Input:
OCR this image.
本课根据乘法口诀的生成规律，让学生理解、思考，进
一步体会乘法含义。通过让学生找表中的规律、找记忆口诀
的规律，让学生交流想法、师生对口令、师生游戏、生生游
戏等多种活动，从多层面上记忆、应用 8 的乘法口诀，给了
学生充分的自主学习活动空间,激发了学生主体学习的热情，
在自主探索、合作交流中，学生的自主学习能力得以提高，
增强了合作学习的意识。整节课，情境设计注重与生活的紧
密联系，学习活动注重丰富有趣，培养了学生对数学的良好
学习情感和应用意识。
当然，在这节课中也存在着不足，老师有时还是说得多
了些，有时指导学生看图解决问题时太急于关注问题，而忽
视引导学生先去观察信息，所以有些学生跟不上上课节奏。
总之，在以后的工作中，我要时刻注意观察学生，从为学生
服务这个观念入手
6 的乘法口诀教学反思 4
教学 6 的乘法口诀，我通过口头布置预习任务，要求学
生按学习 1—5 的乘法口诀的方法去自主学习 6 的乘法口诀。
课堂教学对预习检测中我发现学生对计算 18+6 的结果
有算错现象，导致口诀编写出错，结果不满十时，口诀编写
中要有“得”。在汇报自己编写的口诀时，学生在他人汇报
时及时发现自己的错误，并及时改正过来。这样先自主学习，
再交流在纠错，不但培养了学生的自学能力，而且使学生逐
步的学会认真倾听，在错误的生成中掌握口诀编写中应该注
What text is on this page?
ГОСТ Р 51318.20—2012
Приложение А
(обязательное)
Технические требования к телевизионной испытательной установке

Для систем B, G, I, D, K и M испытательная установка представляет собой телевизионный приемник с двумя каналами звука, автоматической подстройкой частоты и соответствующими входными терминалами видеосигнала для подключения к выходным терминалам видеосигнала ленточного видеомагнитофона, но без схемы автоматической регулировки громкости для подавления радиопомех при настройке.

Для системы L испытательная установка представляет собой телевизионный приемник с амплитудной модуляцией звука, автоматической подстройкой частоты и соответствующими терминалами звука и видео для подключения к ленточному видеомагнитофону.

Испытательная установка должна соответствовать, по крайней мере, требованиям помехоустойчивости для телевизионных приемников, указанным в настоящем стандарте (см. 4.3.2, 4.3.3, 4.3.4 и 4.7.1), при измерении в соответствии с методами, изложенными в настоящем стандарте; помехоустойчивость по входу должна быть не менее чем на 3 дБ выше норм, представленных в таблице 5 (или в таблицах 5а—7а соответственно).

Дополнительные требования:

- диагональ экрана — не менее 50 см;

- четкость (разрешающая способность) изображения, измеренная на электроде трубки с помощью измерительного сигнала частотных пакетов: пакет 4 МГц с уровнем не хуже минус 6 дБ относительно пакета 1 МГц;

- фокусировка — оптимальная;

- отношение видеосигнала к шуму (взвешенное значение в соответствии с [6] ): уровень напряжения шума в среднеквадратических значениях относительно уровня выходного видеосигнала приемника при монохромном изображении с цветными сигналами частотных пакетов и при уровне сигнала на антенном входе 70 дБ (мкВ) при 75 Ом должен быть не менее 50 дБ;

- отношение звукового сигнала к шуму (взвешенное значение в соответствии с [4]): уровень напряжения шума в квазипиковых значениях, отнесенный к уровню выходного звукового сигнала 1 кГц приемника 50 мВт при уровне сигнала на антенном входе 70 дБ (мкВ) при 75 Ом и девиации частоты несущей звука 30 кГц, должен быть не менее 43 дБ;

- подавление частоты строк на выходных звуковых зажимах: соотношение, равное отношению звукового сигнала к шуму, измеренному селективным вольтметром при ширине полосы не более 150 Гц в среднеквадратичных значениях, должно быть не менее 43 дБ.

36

Task goal: Each line of the material must be restated exactly.

Full output:
OCR this image.
本课根据乘法口诀的生成规律，让学生理解、思考，进
一步体会乘法含义。通过让学生找表中的规律、找记忆口诀
的规律，让学生交流想法、师生对口令、师生游戏、生生游
戏等多种活动，从多层面上记忆、应用 8 的乘法口诀，给了
学生充分的自主学习活动空间,激发了学生主体学习的热情，
在自主探索、合作交流中，学生的自主学习能力得以提高，
增强了合作学习的意识。整节课，情境设计注重与生活的紧
密联系，学习活动注重丰富有趣，培养了学生对数学的良好
学习情感和应用意识。
当然，在这节课中也存在着不足，老师有时还是说得多
了些，有时指导学生看图解决问题时太急于关注问题，而忽
视引导学生先去观察信息，所以有些学生跟不上上课节奏。
总之，在以后的工作中，我要时刻注意观察学生，从为学生
服务这个观念入手
6 的乘法口诀教学反思 4
教学 6 的乘法口诀，我通过口头布置预习任务，要求学
生按学习 1—5 的乘法口诀的方法去自主学习 6 的乘法口诀。
课堂教学对预习检测中我发现学生对计算 18+6 的结果
有算错现象，导致口诀编写出错，结果不满十时，口诀编写
中要有“得”。在汇报自己编写的口诀时，学生在他人汇报
时及时发现自己的错误，并及时改正过来。这样先自主学习，
再交流在纠错，不但培养了学生的自学能力，而且使学生逐
步的学会认真倾听，在错误的生成中掌握口诀编写中应该注
What text is on this page?
ГОСТ Р 51318.20—2012
Приложение А
(обязательное)
Технические требования к телевизионной испытательной установке

Для систем B, G, I, D, K и M испытательная установка представляет собой телевизионный приемник с двумя каналами звука, автоматической подстройкой частоты и соответствующими входными терминалами видеосигнала для подключения к выходным терминалам видеосигнала ленточного видеомагнитофона, но без схемы автоматической регулировки громкости для подавления радиопомех при настройке.

Для системы L испытательная установка представляет собой телевизионный приемник с амплитудной модуляцией звука, автоматической подстройкой частоты и соответствующими терминалами звука и видео для подключения к ленточному видеомагнитофону.

Испытательная установка должна соответствовать, по крайней мере, требованиям помехоустойчивости для телевизионных приемников, указанным в настоящем стандарте (см. 4.3.2, 4.3.3, 4.3.4 и 4.7.1), при измерении в соответствии с методами, изложенными в настоящем стандарте; помехоустойчивость по входу должна быть не менее чем на 3 дБ выше норм, представленных в таблице 5 (или в таблицах 5а—7а соответственно).

Дополнительные требования:

- диагональ экрана — не менее 50 см;

- четкость (разрешающая способность) изображения, измеренная на электроде трубки с помощью измерительного сигнала частотных пакетов: пакет 4 МГц с уровнем не хуже минус 6 дБ относительно пакета 1 МГц;

- фокусировка — оптимальная;

- отношение видеосигнала к шуму (взвешенное значение в соответствии с [6] ): уровень напряжения шума в среднеквадратических значениях относительно уровня выходного видеосигнала приемника при монохромном изображении с цветными сигналами частотных пакетов и при уровне сигнала на антенном входе 70 дБ (мкВ) при 75 Ом должен быть не менее 50 дБ;

- отношение звукового сигнала к шуму (взвешенное значение в соответствии с [4]): уровень напряжения шума в квазипиковых значениях, отнесенный к уровню выходного звукового сигнала 1 кГц приемника 50 мВт при уровне сигнала на антенном входе 70 дБ (мкВ) при 75 Ом и девиации частоты несущей звука 30 кГц, должен быть не менее 43 дБ;

- подавление частоты строк на выходных звуковых зажимах: соотношение, равное отношению звукового сигнала к шуму, измеренному селективным вольтметром при ширине полосы не более 150 Гц в среднеквадратичных значениях, должно быть не менее 43 дБ.

36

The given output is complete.